■ **Task statement**
Lines with "Normal" in the records below: say how many there are, and add nothing.

Start of Information

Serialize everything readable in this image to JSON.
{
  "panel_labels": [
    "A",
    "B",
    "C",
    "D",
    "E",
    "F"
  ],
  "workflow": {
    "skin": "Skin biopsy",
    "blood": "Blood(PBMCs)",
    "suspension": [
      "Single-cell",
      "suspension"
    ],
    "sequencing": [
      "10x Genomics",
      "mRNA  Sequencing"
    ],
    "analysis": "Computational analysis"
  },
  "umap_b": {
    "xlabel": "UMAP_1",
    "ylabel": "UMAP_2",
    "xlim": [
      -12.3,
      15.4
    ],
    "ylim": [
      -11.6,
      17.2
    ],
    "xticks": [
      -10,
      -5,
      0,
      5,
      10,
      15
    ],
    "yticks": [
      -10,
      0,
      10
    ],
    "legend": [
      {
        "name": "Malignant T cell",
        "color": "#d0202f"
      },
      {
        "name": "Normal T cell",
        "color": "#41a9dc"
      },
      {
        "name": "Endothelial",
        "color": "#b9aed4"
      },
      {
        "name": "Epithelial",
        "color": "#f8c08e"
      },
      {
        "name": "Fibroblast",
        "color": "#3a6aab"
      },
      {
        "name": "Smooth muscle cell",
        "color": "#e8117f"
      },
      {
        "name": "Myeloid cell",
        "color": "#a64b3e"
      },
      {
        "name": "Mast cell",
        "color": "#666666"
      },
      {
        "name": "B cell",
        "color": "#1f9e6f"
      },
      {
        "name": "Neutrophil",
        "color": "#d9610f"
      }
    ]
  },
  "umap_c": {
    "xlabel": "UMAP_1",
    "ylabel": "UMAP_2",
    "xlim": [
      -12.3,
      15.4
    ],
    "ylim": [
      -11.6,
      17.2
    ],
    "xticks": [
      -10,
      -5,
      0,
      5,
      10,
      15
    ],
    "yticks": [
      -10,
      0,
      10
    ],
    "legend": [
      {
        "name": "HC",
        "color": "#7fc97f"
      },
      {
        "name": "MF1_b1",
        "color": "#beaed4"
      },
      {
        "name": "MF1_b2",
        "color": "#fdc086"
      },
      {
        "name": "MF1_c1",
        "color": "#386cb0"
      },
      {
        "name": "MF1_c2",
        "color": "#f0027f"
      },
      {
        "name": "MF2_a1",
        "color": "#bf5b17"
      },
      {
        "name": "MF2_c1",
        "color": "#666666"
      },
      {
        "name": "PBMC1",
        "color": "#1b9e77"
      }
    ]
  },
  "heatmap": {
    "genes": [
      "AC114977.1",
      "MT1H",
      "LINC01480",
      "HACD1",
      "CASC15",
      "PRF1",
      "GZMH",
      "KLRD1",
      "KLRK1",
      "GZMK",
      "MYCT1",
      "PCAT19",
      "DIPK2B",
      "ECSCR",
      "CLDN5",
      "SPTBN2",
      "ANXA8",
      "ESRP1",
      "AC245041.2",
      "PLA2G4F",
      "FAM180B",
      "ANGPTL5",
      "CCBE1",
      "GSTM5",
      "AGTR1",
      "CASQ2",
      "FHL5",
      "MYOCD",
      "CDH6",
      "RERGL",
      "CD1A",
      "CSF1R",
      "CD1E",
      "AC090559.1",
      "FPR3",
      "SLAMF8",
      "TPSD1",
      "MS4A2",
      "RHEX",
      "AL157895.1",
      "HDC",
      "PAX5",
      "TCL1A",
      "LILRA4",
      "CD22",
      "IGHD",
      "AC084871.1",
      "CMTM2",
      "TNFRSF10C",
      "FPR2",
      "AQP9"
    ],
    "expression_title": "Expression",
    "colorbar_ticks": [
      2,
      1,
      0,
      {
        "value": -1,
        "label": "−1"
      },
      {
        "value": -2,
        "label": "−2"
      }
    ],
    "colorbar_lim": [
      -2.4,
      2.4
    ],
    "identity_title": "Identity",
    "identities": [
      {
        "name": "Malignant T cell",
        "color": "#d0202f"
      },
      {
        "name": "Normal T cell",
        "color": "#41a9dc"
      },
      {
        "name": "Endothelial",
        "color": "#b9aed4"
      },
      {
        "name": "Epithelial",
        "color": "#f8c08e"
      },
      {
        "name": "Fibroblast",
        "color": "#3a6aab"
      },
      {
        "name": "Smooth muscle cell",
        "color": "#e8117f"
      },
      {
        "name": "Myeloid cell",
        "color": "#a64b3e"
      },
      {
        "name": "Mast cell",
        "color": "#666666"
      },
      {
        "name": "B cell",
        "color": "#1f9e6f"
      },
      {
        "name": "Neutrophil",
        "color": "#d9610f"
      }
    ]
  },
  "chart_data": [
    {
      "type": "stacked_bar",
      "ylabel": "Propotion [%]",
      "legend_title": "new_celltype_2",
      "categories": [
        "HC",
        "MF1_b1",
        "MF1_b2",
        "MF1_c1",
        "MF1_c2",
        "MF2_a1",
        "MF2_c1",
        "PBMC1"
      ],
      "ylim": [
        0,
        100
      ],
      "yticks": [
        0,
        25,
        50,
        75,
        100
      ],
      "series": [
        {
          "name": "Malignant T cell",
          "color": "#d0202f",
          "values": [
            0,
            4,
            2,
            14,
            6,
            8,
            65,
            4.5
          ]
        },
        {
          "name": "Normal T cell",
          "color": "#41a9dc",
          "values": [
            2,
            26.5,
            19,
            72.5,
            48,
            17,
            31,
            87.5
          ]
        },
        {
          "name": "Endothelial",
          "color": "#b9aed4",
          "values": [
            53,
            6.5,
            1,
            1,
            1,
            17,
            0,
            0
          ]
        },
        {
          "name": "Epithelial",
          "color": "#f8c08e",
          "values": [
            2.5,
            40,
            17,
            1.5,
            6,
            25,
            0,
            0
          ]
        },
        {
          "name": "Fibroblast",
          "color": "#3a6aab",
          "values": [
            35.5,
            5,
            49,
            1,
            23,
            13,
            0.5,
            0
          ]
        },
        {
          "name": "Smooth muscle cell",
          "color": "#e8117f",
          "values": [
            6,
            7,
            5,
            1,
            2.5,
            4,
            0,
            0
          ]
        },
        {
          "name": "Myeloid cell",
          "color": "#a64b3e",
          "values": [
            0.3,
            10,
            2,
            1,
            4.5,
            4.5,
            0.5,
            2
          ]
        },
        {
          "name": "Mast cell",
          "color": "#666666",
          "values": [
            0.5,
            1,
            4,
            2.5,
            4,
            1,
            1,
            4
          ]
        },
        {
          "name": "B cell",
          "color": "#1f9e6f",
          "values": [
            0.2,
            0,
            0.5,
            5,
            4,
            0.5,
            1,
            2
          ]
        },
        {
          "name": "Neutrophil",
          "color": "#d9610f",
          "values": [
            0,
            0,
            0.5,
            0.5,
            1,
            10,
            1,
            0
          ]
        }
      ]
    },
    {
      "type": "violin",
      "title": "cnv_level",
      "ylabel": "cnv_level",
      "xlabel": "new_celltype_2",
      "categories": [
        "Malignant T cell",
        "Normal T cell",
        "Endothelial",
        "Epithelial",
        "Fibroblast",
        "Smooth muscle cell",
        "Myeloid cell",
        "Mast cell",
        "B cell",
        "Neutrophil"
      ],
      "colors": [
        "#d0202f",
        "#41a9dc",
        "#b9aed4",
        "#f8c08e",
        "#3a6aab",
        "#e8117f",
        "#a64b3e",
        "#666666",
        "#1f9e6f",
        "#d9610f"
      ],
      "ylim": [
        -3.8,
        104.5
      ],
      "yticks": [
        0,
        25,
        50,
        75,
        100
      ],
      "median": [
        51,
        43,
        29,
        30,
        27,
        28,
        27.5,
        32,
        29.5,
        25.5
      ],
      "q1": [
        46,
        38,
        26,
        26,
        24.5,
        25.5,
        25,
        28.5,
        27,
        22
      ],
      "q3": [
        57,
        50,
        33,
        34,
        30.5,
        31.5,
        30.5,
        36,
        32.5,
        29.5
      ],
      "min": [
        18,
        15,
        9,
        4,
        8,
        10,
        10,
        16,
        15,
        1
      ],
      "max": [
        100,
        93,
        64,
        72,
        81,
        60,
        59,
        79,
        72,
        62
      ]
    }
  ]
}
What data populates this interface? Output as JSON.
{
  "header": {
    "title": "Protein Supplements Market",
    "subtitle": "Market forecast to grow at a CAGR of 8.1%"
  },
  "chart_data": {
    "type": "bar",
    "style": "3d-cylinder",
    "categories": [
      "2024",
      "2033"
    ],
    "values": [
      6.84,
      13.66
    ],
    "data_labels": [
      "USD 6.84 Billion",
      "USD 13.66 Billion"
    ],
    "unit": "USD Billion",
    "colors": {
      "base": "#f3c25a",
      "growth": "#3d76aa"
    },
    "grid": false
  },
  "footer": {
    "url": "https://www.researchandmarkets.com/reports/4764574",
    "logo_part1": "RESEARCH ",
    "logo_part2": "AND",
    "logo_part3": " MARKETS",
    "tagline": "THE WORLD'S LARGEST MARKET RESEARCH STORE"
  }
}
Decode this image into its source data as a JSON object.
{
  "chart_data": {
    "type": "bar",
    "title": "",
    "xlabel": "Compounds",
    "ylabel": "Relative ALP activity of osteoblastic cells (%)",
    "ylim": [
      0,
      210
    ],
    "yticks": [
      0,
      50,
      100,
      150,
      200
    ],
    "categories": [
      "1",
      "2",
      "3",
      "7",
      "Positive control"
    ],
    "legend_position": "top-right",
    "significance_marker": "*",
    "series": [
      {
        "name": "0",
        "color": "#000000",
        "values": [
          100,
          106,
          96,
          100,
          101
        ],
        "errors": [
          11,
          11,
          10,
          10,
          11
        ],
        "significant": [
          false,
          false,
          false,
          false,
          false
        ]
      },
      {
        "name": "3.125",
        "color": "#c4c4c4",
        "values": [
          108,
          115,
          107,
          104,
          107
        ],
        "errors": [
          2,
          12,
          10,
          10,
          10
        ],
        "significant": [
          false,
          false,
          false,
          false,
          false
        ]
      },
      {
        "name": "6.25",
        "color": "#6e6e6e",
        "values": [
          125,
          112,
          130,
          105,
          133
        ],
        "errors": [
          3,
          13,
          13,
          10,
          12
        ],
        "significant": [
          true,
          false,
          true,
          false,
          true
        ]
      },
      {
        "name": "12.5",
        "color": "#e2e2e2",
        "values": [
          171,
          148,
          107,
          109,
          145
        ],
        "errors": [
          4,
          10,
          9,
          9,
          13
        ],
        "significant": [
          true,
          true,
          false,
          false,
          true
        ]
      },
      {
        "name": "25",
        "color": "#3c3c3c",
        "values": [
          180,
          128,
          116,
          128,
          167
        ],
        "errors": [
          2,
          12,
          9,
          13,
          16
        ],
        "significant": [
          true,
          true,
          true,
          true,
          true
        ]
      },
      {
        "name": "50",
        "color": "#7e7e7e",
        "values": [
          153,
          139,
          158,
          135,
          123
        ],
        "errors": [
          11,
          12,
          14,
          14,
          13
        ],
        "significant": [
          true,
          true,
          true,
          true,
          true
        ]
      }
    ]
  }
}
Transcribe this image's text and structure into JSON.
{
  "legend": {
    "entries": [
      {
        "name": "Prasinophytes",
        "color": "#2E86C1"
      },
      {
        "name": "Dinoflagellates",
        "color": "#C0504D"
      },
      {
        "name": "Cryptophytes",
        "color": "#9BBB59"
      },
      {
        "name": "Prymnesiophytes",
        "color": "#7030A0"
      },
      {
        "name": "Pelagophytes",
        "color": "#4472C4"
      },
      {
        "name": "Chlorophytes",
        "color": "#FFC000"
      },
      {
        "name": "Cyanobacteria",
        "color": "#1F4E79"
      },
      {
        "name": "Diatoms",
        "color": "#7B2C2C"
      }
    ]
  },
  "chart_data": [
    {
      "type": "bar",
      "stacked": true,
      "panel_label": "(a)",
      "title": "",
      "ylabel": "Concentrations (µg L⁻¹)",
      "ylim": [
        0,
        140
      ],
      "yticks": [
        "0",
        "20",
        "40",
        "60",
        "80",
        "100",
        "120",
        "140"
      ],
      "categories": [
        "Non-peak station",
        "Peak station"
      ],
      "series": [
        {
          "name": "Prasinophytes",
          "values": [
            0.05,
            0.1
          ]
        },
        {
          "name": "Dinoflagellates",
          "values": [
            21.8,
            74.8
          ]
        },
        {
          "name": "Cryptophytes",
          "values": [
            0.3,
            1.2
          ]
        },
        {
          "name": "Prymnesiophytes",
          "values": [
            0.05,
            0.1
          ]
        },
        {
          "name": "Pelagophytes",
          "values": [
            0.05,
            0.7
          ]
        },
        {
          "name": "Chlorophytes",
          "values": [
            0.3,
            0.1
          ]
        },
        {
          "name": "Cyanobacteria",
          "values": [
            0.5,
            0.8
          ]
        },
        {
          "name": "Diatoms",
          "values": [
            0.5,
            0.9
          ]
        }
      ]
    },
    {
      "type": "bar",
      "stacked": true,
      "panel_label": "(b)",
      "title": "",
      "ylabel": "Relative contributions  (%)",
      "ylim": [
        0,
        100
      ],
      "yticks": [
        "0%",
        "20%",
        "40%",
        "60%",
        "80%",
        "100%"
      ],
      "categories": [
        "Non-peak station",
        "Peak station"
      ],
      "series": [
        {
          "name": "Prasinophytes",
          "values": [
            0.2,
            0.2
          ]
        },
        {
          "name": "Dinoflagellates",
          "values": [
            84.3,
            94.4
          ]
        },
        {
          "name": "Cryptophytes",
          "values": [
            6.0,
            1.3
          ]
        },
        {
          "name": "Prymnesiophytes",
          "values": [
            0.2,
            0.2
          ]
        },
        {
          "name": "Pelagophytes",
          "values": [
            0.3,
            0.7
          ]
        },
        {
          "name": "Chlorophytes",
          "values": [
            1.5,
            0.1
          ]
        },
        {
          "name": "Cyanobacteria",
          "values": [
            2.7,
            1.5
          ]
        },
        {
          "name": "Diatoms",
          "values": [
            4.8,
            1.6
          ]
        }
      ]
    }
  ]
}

End of Information

■ **Answer to this exercise**
4